### OBJECTIVE
Give back every line exactly as it appears, pictures excluded.

((

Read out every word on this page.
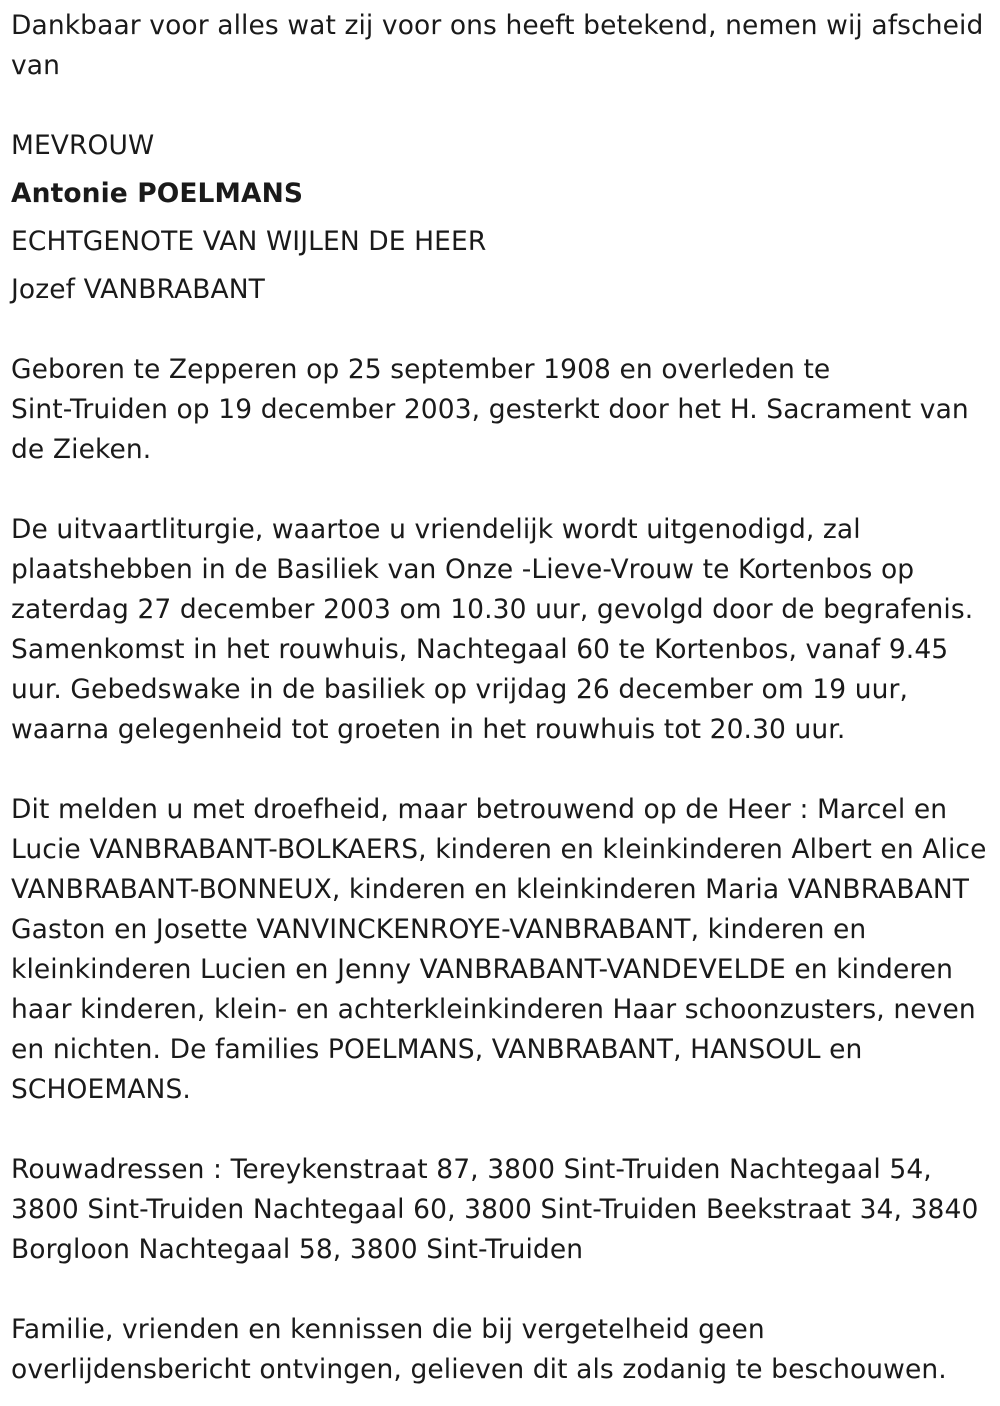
Dankbaar voor alles wat zij voor ons heeft betekend, nemen wij afscheid
van
MEVROUW
Antonie POELMANS
ECHTGENOTE VAN WIJLEN DE HEER
Jozef VANBRABANT
Geboren te Zepperen op 25 september 1908 en overleden te
Sint-Truiden op 19 december 2003, gesterkt door het H. Sacrament van
de Zieken.
De uitvaartliturgie, waartoe u vriendelijk wordt uitgenodigd, zal
plaatshebben in de Basiliek van Onze -Lieve-Vrouw te Kortenbos op
zaterdag 27 december 2003 om 10.30 uur, gevolgd door de begrafenis.
Samenkomst in het rouwhuis, Nachtegaal 60 te Kortenbos, vanaf 9.45
uur. Gebedswake in de basiliek op vrijdag 26 december om 19 uur,
waarna gelegenheid tot groeten in het rouwhuis tot 20.30 uur.
Dit melden u met droefheid, maar betrouwend op de Heer : Marcel en
Lucie VANBRABANT-BOLKAERS, kinderen en kleinkinderen Albert en Alice
VANBRABANT-BONNEUX, kinderen en kleinkinderen Maria VANBRABANT
Gaston en Josette VANVINCKENROYE-VANBRABANT, kinderen en
kleinkinderen Lucien en Jenny VANBRABANT-VANDEVELDE en kinderen
haar kinderen, klein- en achterkleinkinderen Haar schoonzusters, neven
en nichten. De families POELMANS, VANBRABANT, HANSOUL en
SCHOEMANS.
Rouwadressen : Tereykenstraat 87, 3800 Sint-Truiden Nachtegaal 54,
3800 Sint-Truiden Nachtegaal 60, 3800 Sint-Truiden Beekstraat 34, 3840
Borgloon Nachtegaal 58, 3800 Sint-Truiden
Familie, vrienden en kennissen die bij vergetelheid geen
overlijdensbericht ontvingen, gelieven dit als zodanig te beschouwen.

))

### FINISHED EXERCISE
Read out every word on this page.
Dankbaar voor alles wat zij voor ons heeft betekend, nemen wij afscheid
van
MEVROUW
Antonie POELMANS
ECHTGENOTE VAN WIJLEN DE HEER
Jozef VANBRABANT
Geboren te Zepperen op 25 september 1908 en overleden te
Sint-Truiden op 19 december 2003, gesterkt door het H. Sacrament van
de Zieken.
De uitvaartliturgie, waartoe u vriendelijk wordt uitgenodigd, zal
plaatshebben in de Basiliek van Onze -Lieve-Vrouw te Kortenbos op
zaterdag 27 december 2003 om 10.30 uur, gevolgd door de begrafenis.
Samenkomst in het rouwhuis, Nachtegaal 60 te Kortenbos, vanaf 9.45
uur. Gebedswake in de basiliek op vrijdag 26 december om 19 uur,
waarna gelegenheid tot groeten in het rouwhuis tot 20.30 uur.
Dit melden u met droefheid, maar betrouwend op de Heer : Marcel en
Lucie VANBRABANT-BOLKAERS, kinderen en kleinkinderen Albert en Alice
VANBRABANT-BONNEUX, kinderen en kleinkinderen Maria VANBRABANT
Gaston en Josette VANVINCKENROYE-VANBRABANT, kinderen en
kleinkinderen Lucien en Jenny VANBRABANT-VANDEVELDE en kinderen
haar kinderen, klein- en achterkleinkinderen Haar schoonzusters, neven
en nichten. De families POELMANS, VANBRABANT, HANSOUL en
SCHOEMANS.
Rouwadressen : Tereykenstraat 87, 3800 Sint-Truiden Nachtegaal 54,
3800 Sint-Truiden Nachtegaal 60, 3800 Sint-Truiden Beekstraat 34, 3840
Borgloon Nachtegaal 58, 3800 Sint-Truiden
Familie, vrienden en kennissen die bij vergetelheid geen
overlijdensbericht ontvingen, gelieven dit als zodanig te beschouwen.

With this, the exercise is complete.